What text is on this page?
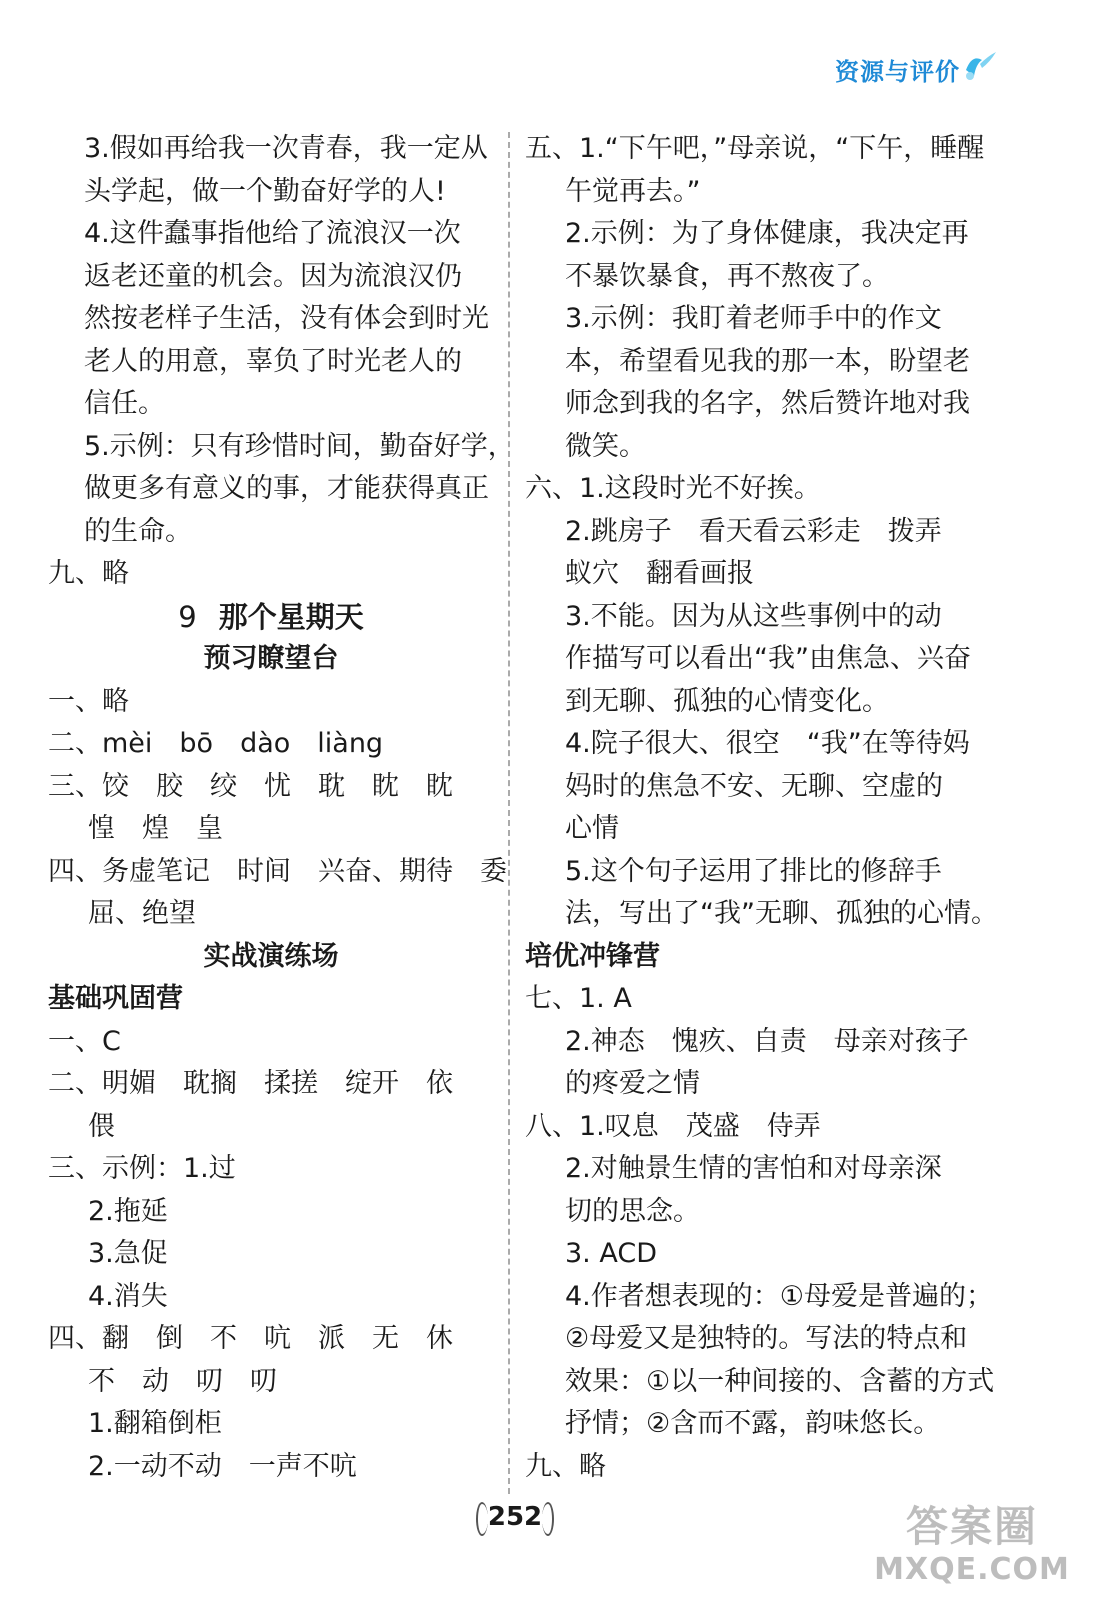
资源与评价
3.假如再给我一次青春，我一定从
头学起，做一个勤奋好学的人!
4.这件蠢事指他给了流浪汉一次
返老还童的机会。因为流浪汉仍
然按老样子生活，没有体会到时光
老人的用意，辜负了时光老人的
信任。
5.示例：只有珍惜时间，勤奋好学，
做更多有意义的事，才能获得真正
的生命。
九、略
9 那个星期天
预习瞭望台
一、略
二、mèi　bō　dào　liàng
三、饺　胶　绞　忧　耽　眈　眈
惶　煌　皇
四、务虚笔记　时间　兴奋、期待　委
屈、绝望
实战演练场
基础巩固营
一、C
二、明媚　耽搁　揉搓　绽开　依
偎
三、示例：1.过
2.拖延
3.急促
4.消失
四、翻　倒　不　吭　派　无　休
不　动　叨　叨
1.翻箱倒柜
2.一动不动　一声不吭
五、1.“下午吧，”母亲说，“下午，睡醒
午觉再去。”
2.示例：为了身体健康，我决定再
不暴饮暴食，再不熬夜了。
3.示例：我盯着老师手中的作文
本，希望看见我的那一本，盼望老
师念到我的名字，然后赞许地对我
微笑。
六、1.这段时光不好挨。
2.跳房子　看天看云彩走　拨弄
蚁穴　翻看画报
3.不能。因为从这些事例中的动
作描写可以看出“我”由焦急、兴奋
到无聊、孤独的心情变化。
4.院子很大、很空　“我”在等待妈
妈时的焦急不安、无聊、空虚的
心情
5.这个句子运用了排比的修辞手
法，写出了“我”无聊、孤独的心情。
培优冲锋营
七、1. A
2.神态　愧疚、自责　母亲对孩子
的疼爱之情
八、1.叹息　茂盛　侍弄
2.对触景生情的害怕和对母亲深
切的思念。
3. ACD
4.作者想表现的：①母爱是普遍的；
②母爱又是独特的。写法的特点和
效果：①以一种间接的、含蓄的方式
抒情；②含而不露，韵味悠长。
九、略
252	答案圈
MXQE.COM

## Required work:
Transcribe the whole listing, character for character, but not its images.

## Solution below:
What text is on this page?
资源与评价
3.假如再给我一次青春，我一定从
头学起，做一个勤奋好学的人!
4.这件蠢事指他给了流浪汉一次
返老还童的机会。因为流浪汉仍
然按老样子生活，没有体会到时光
老人的用意，辜负了时光老人的
信任。
5.示例：只有珍惜时间，勤奋好学，
做更多有意义的事，才能获得真正
的生命。
九、略
9 那个星期天
预习瞭望台
一、略
二、mèi　bō　dào　liàng
三、饺　胶　绞　忧　耽　眈　眈
惶　煌　皇
四、务虚笔记　时间　兴奋、期待　委
屈、绝望
实战演练场
基础巩固营
一、C
二、明媚　耽搁　揉搓　绽开　依
偎
三、示例：1.过
2.拖延
3.急促
4.消失
四、翻　倒　不　吭　派　无　休
不　动　叨　叨
1.翻箱倒柜
2.一动不动　一声不吭
五、1.“下午吧，”母亲说，“下午，睡醒
午觉再去。”
2.示例：为了身体健康，我决定再
不暴饮暴食，再不熬夜了。
3.示例：我盯着老师手中的作文
本，希望看见我的那一本，盼望老
师念到我的名字，然后赞许地对我
微笑。
六、1.这段时光不好挨。
2.跳房子　看天看云彩走　拨弄
蚁穴　翻看画报
3.不能。因为从这些事例中的动
作描写可以看出“我”由焦急、兴奋
到无聊、孤独的心情变化。
4.院子很大、很空　“我”在等待妈
妈时的焦急不安、无聊、空虚的
心情
5.这个句子运用了排比的修辞手
法，写出了“我”无聊、孤独的心情。
培优冲锋营
七、1. A
2.神态　愧疚、自责　母亲对孩子
的疼爱之情
八、1.叹息　茂盛　侍弄
2.对触景生情的害怕和对母亲深
切的思念。
3. ACD
4.作者想表现的：①母爱是普遍的；
②母爱又是独特的。写法的特点和
效果：①以一种间接的、含蓄的方式
抒情；②含而不露，韵味悠长。
九、略
252	答案圈
MXQE.COM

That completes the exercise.